REQUIRED TASK ▸ Reproduce verbatim the part of the listing that runs from its first line through the line containing "grip-line (973, 233, 979, 234)", including both ends.

RAW DATA ▸
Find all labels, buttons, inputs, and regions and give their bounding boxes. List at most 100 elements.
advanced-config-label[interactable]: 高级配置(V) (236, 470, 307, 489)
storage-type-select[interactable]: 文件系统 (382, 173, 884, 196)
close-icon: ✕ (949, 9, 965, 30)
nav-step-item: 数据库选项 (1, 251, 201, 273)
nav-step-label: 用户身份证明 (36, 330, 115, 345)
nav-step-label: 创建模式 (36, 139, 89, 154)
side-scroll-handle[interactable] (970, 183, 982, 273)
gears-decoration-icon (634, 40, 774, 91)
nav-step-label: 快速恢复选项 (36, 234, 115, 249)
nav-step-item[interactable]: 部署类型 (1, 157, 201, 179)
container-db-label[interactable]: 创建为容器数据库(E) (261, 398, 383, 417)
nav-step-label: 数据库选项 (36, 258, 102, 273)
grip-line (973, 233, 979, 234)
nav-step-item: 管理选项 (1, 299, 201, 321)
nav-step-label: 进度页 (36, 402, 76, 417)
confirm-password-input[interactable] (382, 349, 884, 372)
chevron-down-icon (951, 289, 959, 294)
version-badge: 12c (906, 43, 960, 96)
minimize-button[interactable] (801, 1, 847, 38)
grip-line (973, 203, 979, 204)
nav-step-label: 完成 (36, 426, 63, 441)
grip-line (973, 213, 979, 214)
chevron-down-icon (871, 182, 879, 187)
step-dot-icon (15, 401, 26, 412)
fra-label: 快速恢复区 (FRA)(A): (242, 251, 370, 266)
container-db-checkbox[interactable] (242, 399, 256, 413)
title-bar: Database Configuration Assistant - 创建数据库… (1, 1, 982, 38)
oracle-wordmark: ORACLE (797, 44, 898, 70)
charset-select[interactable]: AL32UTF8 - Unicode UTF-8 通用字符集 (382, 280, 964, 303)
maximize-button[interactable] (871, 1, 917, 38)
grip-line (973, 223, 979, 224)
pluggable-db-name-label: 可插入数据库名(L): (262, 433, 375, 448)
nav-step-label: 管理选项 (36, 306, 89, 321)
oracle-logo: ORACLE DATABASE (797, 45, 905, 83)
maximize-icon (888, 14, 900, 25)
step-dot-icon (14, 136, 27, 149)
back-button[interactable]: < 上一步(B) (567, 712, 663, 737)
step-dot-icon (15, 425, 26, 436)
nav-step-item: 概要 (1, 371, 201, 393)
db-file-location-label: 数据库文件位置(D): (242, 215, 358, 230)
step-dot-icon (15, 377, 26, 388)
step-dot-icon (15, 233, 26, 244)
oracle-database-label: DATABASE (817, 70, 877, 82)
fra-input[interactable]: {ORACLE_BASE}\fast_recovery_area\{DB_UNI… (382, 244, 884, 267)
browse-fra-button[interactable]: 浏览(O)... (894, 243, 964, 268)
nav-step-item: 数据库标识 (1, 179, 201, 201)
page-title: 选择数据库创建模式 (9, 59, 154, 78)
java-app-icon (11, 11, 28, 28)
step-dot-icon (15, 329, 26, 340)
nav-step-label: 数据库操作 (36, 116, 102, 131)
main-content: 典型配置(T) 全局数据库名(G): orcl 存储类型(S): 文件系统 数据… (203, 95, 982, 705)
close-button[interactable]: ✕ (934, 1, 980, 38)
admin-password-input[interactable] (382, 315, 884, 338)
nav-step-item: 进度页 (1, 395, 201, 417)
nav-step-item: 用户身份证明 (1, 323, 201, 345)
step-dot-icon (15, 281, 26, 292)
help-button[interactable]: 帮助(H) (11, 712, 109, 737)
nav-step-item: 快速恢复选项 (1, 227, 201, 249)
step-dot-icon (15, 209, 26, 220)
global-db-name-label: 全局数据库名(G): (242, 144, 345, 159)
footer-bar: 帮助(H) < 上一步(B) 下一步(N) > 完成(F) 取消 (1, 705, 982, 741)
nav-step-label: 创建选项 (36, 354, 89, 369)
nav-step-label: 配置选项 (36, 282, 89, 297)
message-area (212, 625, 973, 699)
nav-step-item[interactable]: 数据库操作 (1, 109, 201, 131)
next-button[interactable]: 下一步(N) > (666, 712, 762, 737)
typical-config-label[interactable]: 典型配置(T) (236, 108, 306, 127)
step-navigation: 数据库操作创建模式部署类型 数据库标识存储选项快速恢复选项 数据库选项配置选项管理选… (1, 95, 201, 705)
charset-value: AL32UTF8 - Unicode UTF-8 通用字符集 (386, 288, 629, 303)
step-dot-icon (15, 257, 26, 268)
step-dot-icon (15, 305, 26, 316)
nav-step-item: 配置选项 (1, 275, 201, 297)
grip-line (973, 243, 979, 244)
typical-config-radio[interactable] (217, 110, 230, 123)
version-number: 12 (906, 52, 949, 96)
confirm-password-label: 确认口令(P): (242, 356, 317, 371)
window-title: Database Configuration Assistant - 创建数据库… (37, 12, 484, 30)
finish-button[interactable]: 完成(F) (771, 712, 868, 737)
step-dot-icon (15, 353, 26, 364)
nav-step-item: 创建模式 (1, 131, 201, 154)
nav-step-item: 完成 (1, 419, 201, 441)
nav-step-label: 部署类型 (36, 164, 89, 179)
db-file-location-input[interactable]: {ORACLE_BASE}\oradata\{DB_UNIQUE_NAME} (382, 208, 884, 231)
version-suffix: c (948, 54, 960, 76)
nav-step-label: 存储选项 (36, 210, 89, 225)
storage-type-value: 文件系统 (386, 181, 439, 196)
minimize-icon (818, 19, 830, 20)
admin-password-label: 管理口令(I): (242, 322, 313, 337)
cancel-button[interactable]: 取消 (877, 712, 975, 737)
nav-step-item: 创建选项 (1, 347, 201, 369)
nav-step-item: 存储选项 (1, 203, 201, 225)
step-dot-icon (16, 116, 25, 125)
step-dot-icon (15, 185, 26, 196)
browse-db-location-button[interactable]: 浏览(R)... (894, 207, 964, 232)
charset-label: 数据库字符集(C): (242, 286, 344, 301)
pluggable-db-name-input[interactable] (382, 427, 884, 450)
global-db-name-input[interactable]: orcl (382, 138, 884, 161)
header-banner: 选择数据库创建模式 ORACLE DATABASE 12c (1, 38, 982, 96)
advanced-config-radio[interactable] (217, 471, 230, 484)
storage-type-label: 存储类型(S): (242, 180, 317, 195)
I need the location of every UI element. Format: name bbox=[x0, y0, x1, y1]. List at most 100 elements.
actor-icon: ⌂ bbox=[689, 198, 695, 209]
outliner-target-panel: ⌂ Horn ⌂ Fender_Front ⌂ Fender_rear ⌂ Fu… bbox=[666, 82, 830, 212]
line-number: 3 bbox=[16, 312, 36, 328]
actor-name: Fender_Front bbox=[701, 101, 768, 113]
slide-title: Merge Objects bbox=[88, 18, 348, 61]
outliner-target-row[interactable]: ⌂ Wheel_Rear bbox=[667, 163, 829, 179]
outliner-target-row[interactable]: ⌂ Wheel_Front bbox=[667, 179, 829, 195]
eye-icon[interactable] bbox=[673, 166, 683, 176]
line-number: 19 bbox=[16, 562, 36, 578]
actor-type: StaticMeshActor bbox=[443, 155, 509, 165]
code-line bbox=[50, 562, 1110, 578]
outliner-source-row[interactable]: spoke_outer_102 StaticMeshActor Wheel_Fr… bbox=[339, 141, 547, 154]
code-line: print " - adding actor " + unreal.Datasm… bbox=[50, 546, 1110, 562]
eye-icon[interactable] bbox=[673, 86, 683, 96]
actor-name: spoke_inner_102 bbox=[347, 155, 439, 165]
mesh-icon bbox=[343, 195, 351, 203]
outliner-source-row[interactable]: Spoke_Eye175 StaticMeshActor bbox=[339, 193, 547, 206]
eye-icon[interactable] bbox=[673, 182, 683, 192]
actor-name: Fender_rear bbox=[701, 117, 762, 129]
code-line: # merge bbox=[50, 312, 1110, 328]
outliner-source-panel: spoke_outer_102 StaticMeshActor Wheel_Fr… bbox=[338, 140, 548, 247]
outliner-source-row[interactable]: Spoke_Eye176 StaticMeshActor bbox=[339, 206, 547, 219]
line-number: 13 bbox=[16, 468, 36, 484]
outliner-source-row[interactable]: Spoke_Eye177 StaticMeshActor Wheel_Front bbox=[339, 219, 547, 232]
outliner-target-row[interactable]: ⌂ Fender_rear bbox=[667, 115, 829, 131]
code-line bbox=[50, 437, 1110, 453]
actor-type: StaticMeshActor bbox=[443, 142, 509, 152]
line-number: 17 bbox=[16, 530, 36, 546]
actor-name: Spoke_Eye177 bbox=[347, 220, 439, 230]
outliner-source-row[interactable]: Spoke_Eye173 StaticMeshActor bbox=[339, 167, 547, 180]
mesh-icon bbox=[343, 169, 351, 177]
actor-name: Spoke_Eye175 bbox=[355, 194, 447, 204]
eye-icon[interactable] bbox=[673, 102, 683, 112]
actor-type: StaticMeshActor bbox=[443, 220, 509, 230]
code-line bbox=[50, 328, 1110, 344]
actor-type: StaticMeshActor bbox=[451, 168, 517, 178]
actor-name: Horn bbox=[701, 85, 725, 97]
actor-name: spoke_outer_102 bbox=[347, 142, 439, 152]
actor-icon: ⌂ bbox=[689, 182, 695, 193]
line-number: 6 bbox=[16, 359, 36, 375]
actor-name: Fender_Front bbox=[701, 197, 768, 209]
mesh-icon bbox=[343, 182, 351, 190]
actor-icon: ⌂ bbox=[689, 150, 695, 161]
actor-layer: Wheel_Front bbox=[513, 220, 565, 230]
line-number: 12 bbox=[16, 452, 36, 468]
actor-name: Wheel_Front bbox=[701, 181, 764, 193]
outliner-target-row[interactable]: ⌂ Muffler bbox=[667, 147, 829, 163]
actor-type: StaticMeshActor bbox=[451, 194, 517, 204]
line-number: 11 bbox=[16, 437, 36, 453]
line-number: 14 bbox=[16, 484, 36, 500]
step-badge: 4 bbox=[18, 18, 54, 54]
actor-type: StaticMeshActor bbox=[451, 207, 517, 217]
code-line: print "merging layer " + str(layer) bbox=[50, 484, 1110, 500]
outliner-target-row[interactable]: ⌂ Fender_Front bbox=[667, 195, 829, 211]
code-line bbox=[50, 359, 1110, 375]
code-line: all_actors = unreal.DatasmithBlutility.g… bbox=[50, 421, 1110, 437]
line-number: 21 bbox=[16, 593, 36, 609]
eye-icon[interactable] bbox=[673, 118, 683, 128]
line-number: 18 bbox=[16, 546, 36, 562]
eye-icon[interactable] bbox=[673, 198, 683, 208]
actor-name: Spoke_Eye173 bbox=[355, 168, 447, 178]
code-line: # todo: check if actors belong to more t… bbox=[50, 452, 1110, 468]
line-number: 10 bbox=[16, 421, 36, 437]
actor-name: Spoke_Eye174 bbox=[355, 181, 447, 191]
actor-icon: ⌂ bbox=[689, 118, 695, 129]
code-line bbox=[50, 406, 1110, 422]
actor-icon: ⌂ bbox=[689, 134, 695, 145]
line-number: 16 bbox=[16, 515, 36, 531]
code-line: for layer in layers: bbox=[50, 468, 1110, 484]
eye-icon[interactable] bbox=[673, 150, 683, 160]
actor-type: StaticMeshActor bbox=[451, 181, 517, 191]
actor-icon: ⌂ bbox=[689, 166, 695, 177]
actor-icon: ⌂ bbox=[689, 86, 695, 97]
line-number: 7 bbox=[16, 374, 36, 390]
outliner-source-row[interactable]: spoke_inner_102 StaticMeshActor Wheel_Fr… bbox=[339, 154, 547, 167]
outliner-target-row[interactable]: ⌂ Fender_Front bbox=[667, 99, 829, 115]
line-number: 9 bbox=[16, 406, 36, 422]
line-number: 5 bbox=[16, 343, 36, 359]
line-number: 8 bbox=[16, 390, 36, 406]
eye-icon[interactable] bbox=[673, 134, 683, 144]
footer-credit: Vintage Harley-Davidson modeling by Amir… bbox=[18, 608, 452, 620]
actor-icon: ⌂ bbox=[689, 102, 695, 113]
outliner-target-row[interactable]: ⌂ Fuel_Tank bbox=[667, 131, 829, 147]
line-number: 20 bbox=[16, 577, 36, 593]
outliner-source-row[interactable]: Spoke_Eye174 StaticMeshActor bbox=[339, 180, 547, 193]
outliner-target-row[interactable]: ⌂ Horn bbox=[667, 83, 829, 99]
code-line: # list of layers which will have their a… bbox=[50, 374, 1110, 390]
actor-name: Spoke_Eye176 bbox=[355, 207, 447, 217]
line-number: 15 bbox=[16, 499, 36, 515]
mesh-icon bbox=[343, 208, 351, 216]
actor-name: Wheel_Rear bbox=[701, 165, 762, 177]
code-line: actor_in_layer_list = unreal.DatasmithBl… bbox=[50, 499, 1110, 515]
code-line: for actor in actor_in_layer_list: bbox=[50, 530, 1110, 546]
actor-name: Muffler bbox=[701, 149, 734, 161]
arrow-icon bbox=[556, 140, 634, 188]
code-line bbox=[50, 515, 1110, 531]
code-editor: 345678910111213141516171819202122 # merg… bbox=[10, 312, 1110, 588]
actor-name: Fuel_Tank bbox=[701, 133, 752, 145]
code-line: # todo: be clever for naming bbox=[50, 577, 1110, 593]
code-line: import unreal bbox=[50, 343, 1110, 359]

OUTPUT BELOW ▸
Find all labels, buttons, inputs, and regions and give their bounding boxes. List at most 100 elements.
advanced-config-label[interactable]: 高级配置(V) (236, 470, 307, 489)
storage-type-select[interactable]: 文件系统 (382, 173, 884, 196)
close-icon: ✕ (949, 9, 965, 30)
nav-step-item: 数据库选项 (1, 251, 201, 273)
nav-step-label: 用户身份证明 (36, 330, 115, 345)
nav-step-label: 创建模式 (36, 139, 89, 154)
side-scroll-handle[interactable] (970, 183, 982, 273)
gears-decoration-icon (634, 40, 774, 91)
nav-step-label: 快速恢复选项 (36, 234, 115, 249)
nav-step-item[interactable]: 部署类型 (1, 157, 201, 179)
container-db-label[interactable]: 创建为容器数据库(E) (261, 398, 383, 417)
nav-step-label: 数据库选项 (36, 258, 102, 273)
grip-line (973, 233, 979, 234)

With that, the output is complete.